● Consigne A:
Recopiez à l'identique la partie des lignes de la collection qui s'ouvre sur la toute première ligne et se ferme sur la ligne contenant « catc-watermark: CATC (613, 691, 724, 739) », ces deux bornes comprises.

● Source:
##############################

Une plongée dans les mémoires d’un ancien secrétaire général de la présidence de la République permet de comprendre davantage la délégation de signature. Dans « Le Secrétaire général de la présidence de la République au Cameroun. Entre mythes, textes et réalités», l’ex Sgpr Jean Marie Atangana Mebara, explique qu’en tant qu’«assistant», «il reçoit, du président de la République, une délégation permanente de signature de certains actes administratifs, qui n’est pas une délégation de pouvoirs. Pour une délégation de pouvoirs, il faut un acte spécial, ‘expressément pris’.»
Il faut dire d’emblée que le décret du 5 février 2019 qui fait tant parler de lui, s’adosse sur une disposition de la loi fondamentale : l’article 10 de la Constitution. Celui-ci stipule en son alinéa 2 que «le président de la République peut déléguer certains de ses pouvoirs au Premier ministre, aux autres membres du gouvernement et à certains hauts responsables de l’administration de l’Etat, dans le cadre de leurs attributions respectives».
«C’est comme cela que l’administration fonctionne lorsqu’on forme un nouveau gouvernement, excipe Emeran Atangana Eteme ; ceci encore plus quand le ministre en question bénéficie d’une nouvelle appellation. Il est devenu ministre d’Etat». Pour ce constitutionnaliste et enseignant de droit administratif, la disposition objet de débats « n’entraine pas dessaisissement du président de la République, parce que la délégation de signature investit le délégataire mais n’entraîne pas dessaisissement du délégant». «Ce n’est pas une délégation de pouvoirs, c’est une délégation de signature», insiste-t-il.
Il continue : «c’est pour que le délégant n’est pas beaucoup de travail. Le ministre d’Etat rend compte, il discrimine ce qu’il peut signer de ce qu’il peut laisser à la compétence du délégant. Il sait par exemple qu’il ne peut pas nommer des ambassadeurs, des préfets, des gouverneurs ou des ministres. Parce que si tout remonte les parapheurs vont pleuvoir». Pour mémoire, le poste de Secrétariat général de la présidence de la République (SG/PR) du Cameroun, a été créé par décret No 60-5 du 21 juin 1960. Suite à la Réunification en 1961, ce poste a été supprimé et ses attributions dévolues au Cabinet civil.

##############################

Enregistrements d'une collection:
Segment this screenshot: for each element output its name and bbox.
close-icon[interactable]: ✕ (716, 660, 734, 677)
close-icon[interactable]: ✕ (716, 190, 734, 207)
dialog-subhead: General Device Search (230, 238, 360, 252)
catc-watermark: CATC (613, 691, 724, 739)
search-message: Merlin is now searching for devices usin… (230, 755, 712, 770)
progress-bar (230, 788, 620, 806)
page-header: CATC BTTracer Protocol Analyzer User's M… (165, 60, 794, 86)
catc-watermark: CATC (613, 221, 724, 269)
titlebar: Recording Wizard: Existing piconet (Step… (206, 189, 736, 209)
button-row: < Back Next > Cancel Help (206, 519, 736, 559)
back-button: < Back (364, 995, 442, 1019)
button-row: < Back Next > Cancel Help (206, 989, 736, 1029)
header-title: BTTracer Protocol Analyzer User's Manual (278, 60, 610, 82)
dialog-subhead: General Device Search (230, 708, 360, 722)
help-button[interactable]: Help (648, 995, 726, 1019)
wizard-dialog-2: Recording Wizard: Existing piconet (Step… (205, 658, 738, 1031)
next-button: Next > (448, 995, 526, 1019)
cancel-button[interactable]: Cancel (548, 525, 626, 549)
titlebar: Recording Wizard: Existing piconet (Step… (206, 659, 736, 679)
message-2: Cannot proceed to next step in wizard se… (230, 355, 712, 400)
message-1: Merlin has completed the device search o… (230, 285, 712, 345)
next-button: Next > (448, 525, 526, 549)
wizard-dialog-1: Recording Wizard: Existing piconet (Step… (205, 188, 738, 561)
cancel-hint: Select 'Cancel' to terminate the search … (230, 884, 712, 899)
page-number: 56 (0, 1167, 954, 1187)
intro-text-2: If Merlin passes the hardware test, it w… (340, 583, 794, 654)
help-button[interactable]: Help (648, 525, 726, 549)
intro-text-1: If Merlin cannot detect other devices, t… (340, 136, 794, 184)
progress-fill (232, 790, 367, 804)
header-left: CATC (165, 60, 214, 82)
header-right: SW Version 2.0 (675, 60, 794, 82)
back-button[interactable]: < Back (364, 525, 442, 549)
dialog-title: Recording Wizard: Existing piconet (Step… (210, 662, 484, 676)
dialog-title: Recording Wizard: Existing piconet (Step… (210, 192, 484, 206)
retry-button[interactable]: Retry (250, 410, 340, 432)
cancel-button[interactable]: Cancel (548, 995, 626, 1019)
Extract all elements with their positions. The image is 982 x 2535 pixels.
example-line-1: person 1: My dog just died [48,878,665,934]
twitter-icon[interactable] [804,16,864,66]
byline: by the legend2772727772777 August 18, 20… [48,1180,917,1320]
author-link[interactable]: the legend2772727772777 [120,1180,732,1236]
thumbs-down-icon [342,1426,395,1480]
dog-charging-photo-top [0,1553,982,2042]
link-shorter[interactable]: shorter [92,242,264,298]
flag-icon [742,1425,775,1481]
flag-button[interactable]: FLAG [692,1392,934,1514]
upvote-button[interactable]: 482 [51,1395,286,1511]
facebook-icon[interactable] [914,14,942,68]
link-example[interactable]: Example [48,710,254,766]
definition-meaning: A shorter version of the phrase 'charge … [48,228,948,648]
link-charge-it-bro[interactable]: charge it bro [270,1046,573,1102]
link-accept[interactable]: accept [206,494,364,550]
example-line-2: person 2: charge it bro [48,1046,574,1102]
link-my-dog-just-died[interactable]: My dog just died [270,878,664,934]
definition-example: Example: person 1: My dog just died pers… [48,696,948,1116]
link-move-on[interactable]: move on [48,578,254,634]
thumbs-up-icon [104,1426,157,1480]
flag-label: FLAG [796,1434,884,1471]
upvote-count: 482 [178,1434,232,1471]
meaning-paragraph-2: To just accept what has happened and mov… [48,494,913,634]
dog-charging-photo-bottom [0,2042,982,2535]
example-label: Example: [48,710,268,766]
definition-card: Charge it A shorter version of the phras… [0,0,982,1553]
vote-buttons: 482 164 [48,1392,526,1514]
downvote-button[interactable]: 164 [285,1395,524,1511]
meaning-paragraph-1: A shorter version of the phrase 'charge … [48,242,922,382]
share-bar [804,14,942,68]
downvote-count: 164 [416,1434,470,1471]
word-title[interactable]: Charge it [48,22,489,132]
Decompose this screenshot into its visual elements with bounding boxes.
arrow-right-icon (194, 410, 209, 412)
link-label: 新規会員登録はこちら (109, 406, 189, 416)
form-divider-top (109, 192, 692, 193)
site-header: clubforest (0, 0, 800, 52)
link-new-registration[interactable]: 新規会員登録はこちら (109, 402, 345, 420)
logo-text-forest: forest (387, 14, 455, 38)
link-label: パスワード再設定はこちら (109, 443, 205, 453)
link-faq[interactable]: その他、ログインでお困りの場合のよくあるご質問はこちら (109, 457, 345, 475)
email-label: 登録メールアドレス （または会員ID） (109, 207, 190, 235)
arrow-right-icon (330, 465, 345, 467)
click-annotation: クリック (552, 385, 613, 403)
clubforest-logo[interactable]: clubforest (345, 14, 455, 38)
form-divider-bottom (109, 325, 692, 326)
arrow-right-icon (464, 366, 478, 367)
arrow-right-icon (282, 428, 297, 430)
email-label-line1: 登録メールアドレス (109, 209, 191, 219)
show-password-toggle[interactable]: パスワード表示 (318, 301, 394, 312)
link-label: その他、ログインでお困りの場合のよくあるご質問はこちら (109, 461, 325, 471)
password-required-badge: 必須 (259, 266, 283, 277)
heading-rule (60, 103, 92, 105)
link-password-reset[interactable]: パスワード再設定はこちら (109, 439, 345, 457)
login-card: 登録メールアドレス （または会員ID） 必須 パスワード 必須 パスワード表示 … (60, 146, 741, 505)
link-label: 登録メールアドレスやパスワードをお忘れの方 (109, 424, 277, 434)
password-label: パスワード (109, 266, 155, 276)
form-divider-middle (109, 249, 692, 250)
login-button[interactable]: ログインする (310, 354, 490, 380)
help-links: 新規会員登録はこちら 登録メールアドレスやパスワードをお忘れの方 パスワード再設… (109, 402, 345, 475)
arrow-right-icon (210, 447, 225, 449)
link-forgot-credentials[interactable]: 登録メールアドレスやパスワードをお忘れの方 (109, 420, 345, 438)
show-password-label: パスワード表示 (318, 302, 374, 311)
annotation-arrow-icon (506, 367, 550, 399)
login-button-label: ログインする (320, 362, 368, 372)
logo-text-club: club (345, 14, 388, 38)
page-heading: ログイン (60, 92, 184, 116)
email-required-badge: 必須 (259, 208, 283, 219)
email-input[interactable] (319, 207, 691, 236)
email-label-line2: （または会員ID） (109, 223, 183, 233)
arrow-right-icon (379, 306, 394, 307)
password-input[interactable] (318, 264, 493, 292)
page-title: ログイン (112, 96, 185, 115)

##############################

● Consigne B:
Répondez aux questions suivantes d'après l'article sur la délégation de signature :
(i) Sur quel article de la Constitution s'adosse le décret du 5 février 2019 ?
(ii) Par quel décret le poste de Secrétariat général de la présidence de la République a-t-il été créé ?
(iii) À quelle instance ses attributions ont-elles été dévolues après la suppression du poste ?

● Corrigé de l'exercice A:
Segment this screenshot: for each element output its name and bbox.
close-icon[interactable]: ✕ (716, 660, 734, 677)
close-icon[interactable]: ✕ (716, 190, 734, 207)
dialog-subhead: General Device Search (230, 238, 360, 252)
catc-watermark: CATC (613, 691, 724, 739)

● Corrigé de l'exercice B:
(i) Sur l'article 10 de la Constitution, en son alinéa 2.
(ii) Par le décret No 60-5 du 21 juin 1960.
(iii) Au Cabinet civil.